[BEGIN]
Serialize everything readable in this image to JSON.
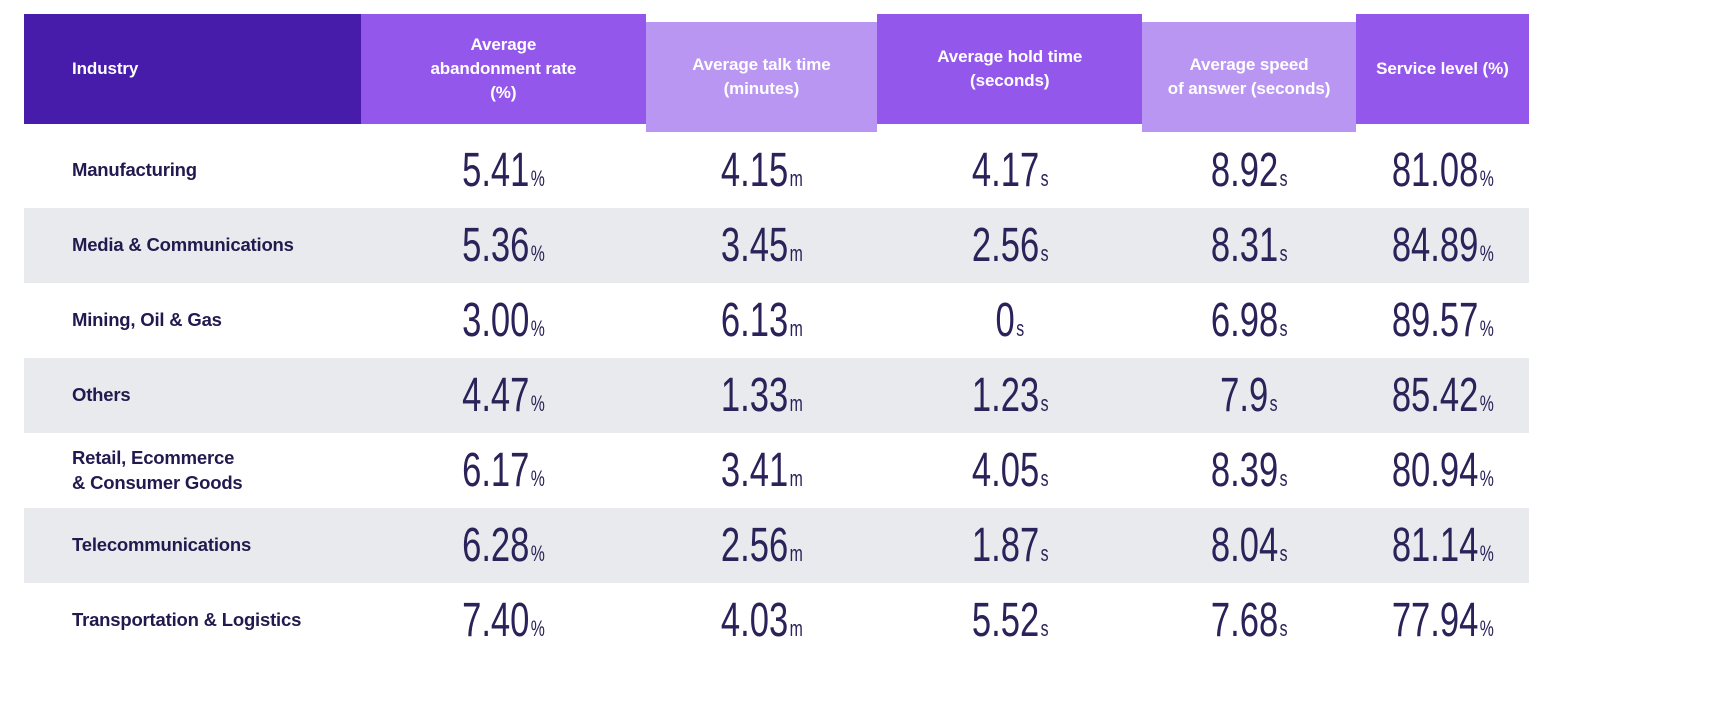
{
  "table": {
    "columns": [
      {
        "label": "Industry",
        "shade": "dark",
        "unit": ""
      },
      {
        "label": "Average\nabandonment rate\n(%)",
        "shade": "medium",
        "unit": "%"
      },
      {
        "label": "Average talk time\n(minutes)",
        "shade": "light",
        "unit": "m"
      },
      {
        "label": "Average hold time\n(seconds)",
        "shade": "medium",
        "unit": "s"
      },
      {
        "label": "Average speed\nof answer (seconds)",
        "shade": "light",
        "unit": "s"
      },
      {
        "label": "Service level (%)",
        "shade": "medium",
        "unit": "%"
      }
    ],
    "rows": [
      {
        "industry": "Manufacturing",
        "values": [
          "5.41",
          "4.15",
          "4.17",
          "8.92",
          "81.08"
        ]
      },
      {
        "industry": "Media & Communications",
        "values": [
          "5.36",
          "3.45",
          "2.56",
          "8.31",
          "84.89"
        ]
      },
      {
        "industry": "Mining, Oil & Gas",
        "values": [
          "3.00",
          "6.13",
          "0",
          "6.98",
          "89.57"
        ]
      },
      {
        "industry": "Others",
        "values": [
          "4.47",
          "1.33",
          "1.23",
          "7.9",
          "85.42"
        ]
      },
      {
        "industry": "Retail, Ecommerce\n& Consumer Goods",
        "values": [
          "6.17",
          "3.41",
          "4.05",
          "8.39",
          "80.94"
        ]
      },
      {
        "industry": "Telecommunications",
        "values": [
          "6.28",
          "2.56",
          "1.87",
          "8.04",
          "81.14"
        ]
      },
      {
        "industry": "Transportation & Logistics",
        "values": [
          "7.40",
          "4.03",
          "5.52",
          "7.68",
          "77.94"
        ]
      }
    ]
  },
  "chart_data": {
    "type": "table",
    "columns": [
      "Industry",
      "Average abandonment rate (%)",
      "Average talk time (minutes)",
      "Average hold time (seconds)",
      "Average speed of answer (seconds)",
      "Service level (%)"
    ],
    "units": [
      "",
      "%",
      "m",
      "s",
      "s",
      "%"
    ],
    "rows": [
      [
        "Manufacturing",
        5.41,
        4.15,
        4.17,
        8.92,
        81.08
      ],
      [
        "Media & Communications",
        5.36,
        3.45,
        2.56,
        8.31,
        84.89
      ],
      [
        "Mining, Oil & Gas",
        3.0,
        6.13,
        0,
        6.98,
        89.57
      ],
      [
        "Others",
        4.47,
        1.33,
        1.23,
        7.9,
        85.42
      ],
      [
        "Retail, Ecommerce & Consumer Goods",
        6.17,
        3.41,
        4.05,
        8.39,
        80.94
      ],
      [
        "Telecommunications",
        6.28,
        2.56,
        1.87,
        8.04,
        81.14
      ],
      [
        "Transportation & Logistics",
        7.4,
        4.03,
        5.52,
        7.68,
        77.94
      ]
    ],
    "layout": {
      "striped_rows": "even rows gray",
      "header_shades": [
        "dark",
        "medium",
        "light",
        "medium",
        "light",
        "medium"
      ]
    }
  },
  "colors": {
    "header_dark": "#481caa",
    "header_medium": "#9457ec",
    "header_light": "#b896f2",
    "row_stripe": "#e9eaee",
    "text_navy": "#221a4e",
    "value_navy": "#2a2258"
  }
}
[END]
→ Exercise requirements
Copy out each line of the data where the string "Goods" appears.

→ Answer to the task
        "industry": "Retail, Ecommerce\n& Consumer Goods",
        "Retail, Ecommerce & Consumer Goods",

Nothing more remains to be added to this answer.